▸ PROBLEM
Sift through the material below and return the lines with "less".

▸ DATASET RECORDS
━━━━━━━━━━

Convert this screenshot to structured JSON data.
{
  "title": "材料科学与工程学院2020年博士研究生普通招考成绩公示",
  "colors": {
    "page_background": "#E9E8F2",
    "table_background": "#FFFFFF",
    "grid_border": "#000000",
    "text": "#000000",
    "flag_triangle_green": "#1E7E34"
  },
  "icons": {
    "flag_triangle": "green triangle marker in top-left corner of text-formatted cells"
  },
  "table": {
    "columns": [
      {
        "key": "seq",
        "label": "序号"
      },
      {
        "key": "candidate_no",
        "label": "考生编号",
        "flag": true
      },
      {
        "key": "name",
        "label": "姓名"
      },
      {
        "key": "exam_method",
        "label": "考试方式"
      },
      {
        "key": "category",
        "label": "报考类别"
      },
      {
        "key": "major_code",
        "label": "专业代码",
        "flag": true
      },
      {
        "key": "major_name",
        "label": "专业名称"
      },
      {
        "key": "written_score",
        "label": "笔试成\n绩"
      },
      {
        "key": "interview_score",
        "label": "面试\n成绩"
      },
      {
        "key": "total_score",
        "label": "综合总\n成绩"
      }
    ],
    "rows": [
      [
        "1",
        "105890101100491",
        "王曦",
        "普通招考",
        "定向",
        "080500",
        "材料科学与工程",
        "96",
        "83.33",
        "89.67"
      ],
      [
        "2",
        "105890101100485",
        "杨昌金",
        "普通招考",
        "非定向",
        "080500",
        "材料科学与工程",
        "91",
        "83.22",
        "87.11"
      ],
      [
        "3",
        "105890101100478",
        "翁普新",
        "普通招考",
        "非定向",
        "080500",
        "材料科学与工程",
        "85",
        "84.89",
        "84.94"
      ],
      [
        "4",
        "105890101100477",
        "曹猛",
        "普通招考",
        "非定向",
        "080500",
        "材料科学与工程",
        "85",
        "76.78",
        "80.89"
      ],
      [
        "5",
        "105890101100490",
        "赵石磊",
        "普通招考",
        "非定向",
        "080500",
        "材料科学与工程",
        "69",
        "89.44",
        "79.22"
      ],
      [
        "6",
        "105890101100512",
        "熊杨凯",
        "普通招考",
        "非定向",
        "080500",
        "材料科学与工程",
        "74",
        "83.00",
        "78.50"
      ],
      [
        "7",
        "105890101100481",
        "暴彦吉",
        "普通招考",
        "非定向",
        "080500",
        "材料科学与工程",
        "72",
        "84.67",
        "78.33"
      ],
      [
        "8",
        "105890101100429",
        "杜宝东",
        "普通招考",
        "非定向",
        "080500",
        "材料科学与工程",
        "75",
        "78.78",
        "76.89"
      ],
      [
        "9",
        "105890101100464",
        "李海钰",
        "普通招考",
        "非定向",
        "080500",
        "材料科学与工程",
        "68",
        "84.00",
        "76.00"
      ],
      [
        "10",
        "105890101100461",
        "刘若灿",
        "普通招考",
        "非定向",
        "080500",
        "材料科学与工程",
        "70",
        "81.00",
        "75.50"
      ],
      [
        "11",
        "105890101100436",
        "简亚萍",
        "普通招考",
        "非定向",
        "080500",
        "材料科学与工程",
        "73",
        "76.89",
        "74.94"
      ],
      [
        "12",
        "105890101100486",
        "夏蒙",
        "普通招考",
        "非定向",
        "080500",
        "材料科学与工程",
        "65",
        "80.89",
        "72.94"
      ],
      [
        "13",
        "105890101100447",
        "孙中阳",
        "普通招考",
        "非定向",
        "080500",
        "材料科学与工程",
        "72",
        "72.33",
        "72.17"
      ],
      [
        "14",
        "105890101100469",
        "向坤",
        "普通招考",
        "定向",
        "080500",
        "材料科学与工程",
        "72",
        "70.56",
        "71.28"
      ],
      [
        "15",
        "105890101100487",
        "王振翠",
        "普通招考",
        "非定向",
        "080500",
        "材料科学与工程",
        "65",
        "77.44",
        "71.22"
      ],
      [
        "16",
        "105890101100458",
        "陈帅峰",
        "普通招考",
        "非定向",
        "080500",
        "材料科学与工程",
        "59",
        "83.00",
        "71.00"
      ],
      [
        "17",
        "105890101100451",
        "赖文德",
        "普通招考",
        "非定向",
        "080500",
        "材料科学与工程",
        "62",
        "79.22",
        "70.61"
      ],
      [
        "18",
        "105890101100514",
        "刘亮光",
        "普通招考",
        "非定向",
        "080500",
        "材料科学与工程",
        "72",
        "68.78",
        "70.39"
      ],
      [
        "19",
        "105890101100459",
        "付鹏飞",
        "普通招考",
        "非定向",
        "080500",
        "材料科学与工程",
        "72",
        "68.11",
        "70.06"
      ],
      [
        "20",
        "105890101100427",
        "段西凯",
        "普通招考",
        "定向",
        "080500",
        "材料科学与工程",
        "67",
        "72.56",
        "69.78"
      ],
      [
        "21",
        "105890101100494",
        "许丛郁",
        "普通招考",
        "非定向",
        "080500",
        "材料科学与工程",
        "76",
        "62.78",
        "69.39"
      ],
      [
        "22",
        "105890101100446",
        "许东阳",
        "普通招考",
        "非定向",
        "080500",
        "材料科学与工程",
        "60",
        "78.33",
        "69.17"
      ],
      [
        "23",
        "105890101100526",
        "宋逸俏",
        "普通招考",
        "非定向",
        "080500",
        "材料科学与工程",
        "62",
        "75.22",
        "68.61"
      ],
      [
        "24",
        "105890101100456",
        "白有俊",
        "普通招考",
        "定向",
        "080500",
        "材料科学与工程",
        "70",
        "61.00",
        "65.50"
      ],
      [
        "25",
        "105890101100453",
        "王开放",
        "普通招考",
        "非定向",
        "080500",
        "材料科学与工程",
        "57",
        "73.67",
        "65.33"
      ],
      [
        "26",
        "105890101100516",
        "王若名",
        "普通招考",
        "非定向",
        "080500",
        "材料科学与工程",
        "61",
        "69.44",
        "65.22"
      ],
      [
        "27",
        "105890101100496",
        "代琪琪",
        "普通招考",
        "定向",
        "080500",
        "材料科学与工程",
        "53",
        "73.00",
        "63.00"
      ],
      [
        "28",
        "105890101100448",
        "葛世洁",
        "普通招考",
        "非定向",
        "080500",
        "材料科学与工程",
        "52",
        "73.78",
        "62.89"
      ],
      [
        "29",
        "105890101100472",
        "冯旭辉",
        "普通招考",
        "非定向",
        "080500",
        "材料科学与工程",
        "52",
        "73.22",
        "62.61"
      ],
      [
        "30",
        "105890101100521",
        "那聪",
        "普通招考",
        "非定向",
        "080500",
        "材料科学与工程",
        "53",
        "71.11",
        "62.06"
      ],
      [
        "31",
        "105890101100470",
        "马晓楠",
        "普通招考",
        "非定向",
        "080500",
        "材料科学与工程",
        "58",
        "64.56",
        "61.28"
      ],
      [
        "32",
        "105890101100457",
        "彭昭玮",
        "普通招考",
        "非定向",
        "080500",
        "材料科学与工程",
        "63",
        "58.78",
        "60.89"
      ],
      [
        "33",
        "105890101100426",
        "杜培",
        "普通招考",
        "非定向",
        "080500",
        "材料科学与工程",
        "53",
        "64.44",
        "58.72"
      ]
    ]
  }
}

━━━━━━━━━━

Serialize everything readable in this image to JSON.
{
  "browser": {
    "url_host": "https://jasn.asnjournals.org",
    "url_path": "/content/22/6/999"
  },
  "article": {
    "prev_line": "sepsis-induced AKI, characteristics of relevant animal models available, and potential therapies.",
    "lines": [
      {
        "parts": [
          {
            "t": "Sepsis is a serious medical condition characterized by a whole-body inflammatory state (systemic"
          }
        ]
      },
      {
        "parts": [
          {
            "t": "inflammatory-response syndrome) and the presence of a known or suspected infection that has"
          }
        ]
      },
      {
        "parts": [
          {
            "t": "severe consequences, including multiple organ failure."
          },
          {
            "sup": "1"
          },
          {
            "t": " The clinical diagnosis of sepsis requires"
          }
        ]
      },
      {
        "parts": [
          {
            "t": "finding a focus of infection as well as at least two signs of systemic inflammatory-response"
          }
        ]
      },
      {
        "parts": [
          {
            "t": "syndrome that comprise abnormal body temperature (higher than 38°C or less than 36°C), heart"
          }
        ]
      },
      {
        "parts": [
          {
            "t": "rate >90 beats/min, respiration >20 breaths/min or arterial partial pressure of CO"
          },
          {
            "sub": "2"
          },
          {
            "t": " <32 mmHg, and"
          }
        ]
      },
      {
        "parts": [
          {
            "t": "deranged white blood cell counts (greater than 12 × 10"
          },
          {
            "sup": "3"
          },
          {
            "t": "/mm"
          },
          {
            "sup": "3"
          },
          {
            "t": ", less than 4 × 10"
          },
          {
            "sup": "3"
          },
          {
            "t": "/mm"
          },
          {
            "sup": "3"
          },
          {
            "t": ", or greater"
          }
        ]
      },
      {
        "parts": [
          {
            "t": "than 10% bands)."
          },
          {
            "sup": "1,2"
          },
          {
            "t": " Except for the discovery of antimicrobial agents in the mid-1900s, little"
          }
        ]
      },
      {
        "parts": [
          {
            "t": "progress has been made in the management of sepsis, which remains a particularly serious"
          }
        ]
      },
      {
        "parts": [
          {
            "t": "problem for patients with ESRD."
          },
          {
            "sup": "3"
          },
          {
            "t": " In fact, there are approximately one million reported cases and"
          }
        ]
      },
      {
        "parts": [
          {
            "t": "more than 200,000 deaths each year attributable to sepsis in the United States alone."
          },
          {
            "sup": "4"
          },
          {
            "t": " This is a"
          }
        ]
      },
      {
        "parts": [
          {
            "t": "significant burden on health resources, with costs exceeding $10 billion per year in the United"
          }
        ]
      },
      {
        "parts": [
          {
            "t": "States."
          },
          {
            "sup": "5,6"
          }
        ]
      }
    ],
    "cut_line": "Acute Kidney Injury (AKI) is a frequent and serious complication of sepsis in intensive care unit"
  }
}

━━━━━━━━━━

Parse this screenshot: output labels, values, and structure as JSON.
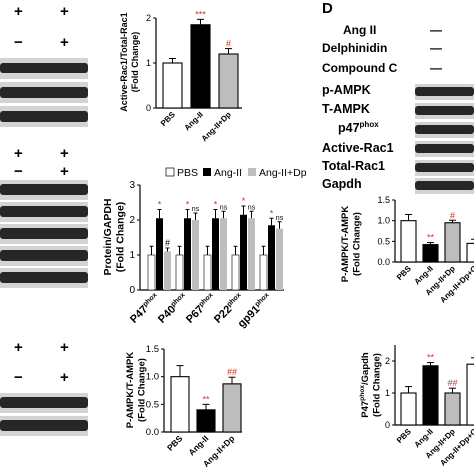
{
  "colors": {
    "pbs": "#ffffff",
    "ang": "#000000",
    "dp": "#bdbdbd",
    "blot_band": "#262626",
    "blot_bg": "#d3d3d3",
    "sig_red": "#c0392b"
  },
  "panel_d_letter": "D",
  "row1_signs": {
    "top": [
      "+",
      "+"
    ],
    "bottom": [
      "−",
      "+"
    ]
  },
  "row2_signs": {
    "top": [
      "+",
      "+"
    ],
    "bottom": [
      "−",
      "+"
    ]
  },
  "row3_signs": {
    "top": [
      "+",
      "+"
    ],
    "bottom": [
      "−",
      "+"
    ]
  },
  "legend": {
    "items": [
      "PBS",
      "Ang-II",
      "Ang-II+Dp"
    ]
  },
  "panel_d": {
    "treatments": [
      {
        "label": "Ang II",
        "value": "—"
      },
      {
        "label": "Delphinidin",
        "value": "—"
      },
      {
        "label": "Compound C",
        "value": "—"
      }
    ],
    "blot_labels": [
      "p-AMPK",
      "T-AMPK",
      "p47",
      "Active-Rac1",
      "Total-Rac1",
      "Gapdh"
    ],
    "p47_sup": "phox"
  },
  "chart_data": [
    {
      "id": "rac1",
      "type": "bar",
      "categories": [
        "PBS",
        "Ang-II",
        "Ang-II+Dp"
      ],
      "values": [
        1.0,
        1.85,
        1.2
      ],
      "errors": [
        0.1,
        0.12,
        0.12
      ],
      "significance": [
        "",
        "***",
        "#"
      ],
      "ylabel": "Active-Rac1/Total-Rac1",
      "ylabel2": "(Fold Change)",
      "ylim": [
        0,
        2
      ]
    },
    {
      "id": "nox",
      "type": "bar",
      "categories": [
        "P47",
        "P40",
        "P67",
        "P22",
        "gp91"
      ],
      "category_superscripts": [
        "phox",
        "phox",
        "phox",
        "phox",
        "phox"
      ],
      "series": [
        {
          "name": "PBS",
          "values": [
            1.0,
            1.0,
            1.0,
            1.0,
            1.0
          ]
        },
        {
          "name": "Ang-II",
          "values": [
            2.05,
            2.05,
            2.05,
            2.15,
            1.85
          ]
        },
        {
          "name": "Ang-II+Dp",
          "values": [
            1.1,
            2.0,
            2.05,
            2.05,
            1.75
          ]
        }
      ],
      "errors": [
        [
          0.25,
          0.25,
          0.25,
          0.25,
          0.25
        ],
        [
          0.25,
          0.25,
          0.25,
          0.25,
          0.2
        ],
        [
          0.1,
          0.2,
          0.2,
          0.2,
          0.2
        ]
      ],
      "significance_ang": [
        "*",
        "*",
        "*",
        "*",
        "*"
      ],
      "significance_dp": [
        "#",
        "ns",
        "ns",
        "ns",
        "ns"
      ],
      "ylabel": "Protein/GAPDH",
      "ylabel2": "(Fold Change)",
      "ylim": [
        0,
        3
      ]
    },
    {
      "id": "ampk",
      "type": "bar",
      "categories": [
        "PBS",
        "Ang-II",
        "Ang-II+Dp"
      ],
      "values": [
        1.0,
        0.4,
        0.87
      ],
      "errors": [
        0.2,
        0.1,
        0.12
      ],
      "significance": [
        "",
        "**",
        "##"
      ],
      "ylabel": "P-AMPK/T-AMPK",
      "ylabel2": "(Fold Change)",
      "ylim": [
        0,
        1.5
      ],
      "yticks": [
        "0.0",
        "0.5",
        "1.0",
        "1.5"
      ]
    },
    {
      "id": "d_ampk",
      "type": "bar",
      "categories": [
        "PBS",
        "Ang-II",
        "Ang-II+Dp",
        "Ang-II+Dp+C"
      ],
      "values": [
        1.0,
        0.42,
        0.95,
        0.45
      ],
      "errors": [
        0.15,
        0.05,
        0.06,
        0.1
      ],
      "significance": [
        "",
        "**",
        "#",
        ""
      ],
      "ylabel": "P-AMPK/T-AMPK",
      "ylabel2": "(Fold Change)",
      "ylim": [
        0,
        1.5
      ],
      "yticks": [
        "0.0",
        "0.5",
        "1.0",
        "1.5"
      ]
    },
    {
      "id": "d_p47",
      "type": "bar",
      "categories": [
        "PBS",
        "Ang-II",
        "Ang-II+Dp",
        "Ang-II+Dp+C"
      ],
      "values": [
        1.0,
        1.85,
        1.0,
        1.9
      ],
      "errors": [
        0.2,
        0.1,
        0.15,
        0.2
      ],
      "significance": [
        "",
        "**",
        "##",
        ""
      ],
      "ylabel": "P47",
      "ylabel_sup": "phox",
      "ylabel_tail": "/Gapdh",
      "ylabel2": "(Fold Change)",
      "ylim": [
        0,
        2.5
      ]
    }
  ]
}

━━━━━━━━━━

▸ THE ANSWER
            "t": "syndrome that comprise abnormal body temperature (higher than 38°C or less than 36°C), heart"
            "t": ", less than 4 × 10"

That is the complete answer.